Extracted material:
START
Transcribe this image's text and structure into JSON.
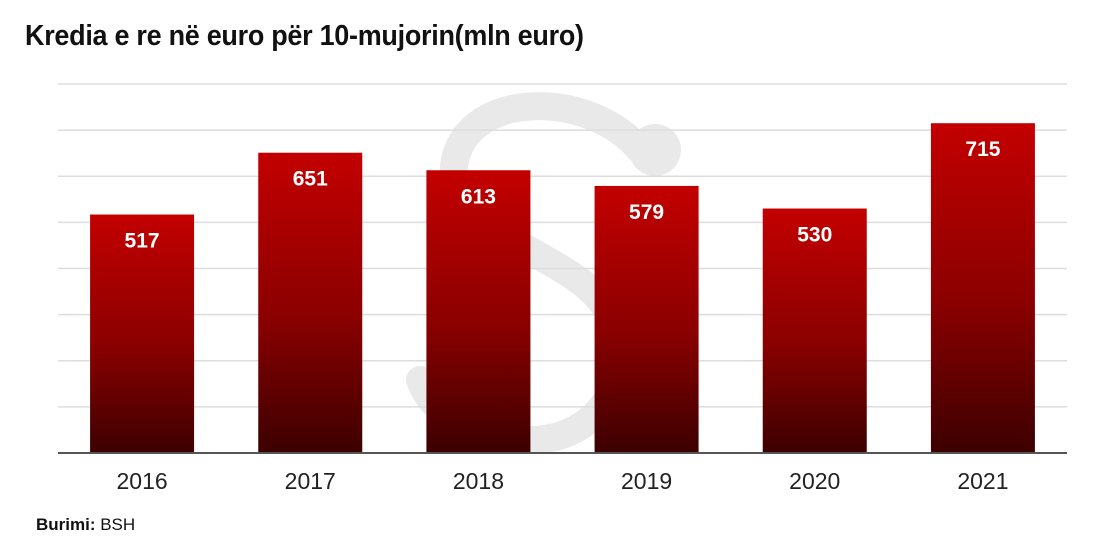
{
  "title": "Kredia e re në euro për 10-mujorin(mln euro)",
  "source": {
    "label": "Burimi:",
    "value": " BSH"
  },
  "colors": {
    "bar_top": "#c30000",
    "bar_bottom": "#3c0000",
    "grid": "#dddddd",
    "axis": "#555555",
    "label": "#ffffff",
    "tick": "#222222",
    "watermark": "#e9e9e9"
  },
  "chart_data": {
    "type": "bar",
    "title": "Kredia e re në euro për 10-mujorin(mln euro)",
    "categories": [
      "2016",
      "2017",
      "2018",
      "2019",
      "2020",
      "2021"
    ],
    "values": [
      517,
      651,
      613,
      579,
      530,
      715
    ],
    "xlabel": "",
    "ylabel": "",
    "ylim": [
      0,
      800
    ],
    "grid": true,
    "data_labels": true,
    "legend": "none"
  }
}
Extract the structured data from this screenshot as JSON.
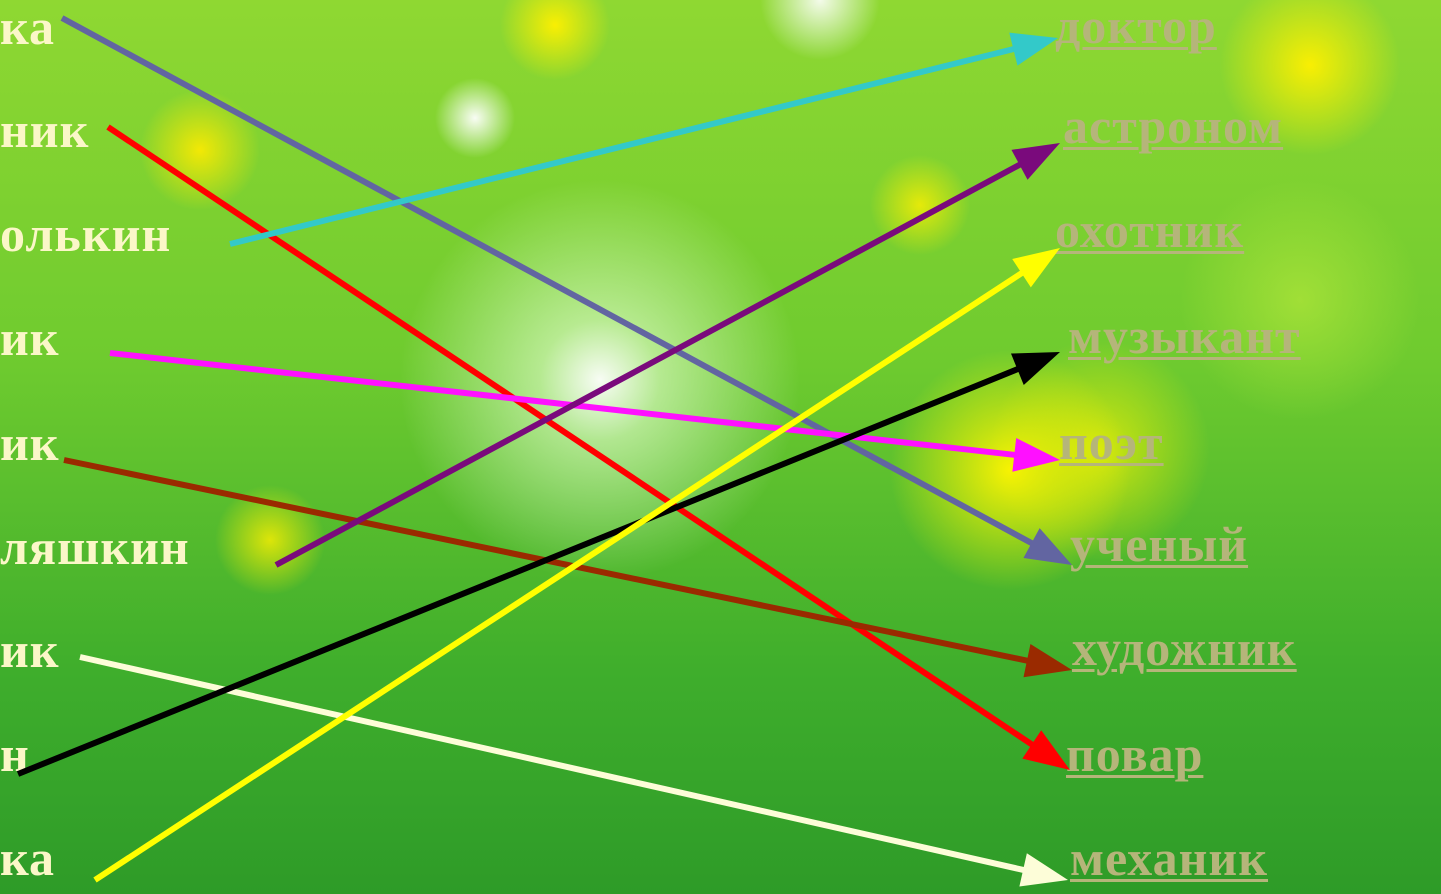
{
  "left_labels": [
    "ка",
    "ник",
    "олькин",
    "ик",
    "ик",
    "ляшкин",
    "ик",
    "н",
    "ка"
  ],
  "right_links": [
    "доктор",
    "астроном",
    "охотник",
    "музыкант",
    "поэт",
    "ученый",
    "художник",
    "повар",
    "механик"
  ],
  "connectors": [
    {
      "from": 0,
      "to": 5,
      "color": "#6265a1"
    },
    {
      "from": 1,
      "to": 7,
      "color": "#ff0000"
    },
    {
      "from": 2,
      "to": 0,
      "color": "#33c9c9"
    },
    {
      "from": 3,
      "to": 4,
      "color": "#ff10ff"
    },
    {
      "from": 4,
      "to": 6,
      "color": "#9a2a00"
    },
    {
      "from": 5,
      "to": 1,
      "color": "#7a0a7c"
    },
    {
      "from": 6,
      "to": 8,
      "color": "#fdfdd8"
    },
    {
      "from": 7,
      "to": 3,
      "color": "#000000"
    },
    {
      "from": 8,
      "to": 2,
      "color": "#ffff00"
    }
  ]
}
END
Problem: Quote the entries above word for word. Leave the images out.

Answer for this exercise:
Transcribe this image's text and structure into JSON.
{
  "title": "Kredia e re në euro për 10-mujorin(mln euro)",
  "source": {
    "label": "Burimi:",
    "value": " BSH"
  },
  "colors": {
    "bar_top": "#c30000",
    "bar_bottom": "#3c0000",
    "grid": "#dddddd",
    "axis": "#555555",
    "label": "#ffffff",
    "tick": "#222222",
    "watermark": "#e9e9e9"
  },
  "chart_data": {
    "type": "bar",
    "title": "Kredia e re në euro për 10-mujorin(mln euro)",
    "categories": [
      "2016",
      "2017",
      "2018",
      "2019",
      "2020",
      "2021"
    ],
    "values": [
      517,
      651,
      613,
      579,
      530,
      715
    ],
    "xlabel": "",
    "ylabel": "",
    "ylim": [
      0,
      800
    ],
    "grid": true,
    "data_labels": true,
    "legend": "none"
  }
}
Extract the structured data from this screenshot as JSON.
{
  "left_labels": [
    "ка",
    "ник",
    "олькин",
    "ик",
    "ик",
    "ляшкин",
    "ик",
    "н",
    "ка"
  ],
  "right_links": [
    "доктор",
    "астроном",
    "охотник",
    "музыкант",
    "поэт",
    "ученый",
    "художник",
    "повар",
    "механик"
  ],
  "connectors": [
    {
      "from": 0,
      "to": 5,
      "color": "#6265a1"
    },
    {
      "from": 1,
      "to": 7,
      "color": "#ff0000"
    },
    {
      "from": 2,
      "to": 0,
      "color": "#33c9c9"
    },
    {
      "from": 3,
      "to": 4,
      "color": "#ff10ff"
    },
    {
      "from": 4,
      "to": 6,
      "color": "#9a2a00"
    },
    {
      "from": 5,
      "to": 1,
      "color": "#7a0a7c"
    },
    {
      "from": 6,
      "to": 8,
      "color": "#fdfdd8"
    },
    {
      "from": 7,
      "to": 3,
      "color": "#000000"
    },
    {
      "from": 8,
      "to": 2,
      "color": "#ffff00"
    }
  ]
}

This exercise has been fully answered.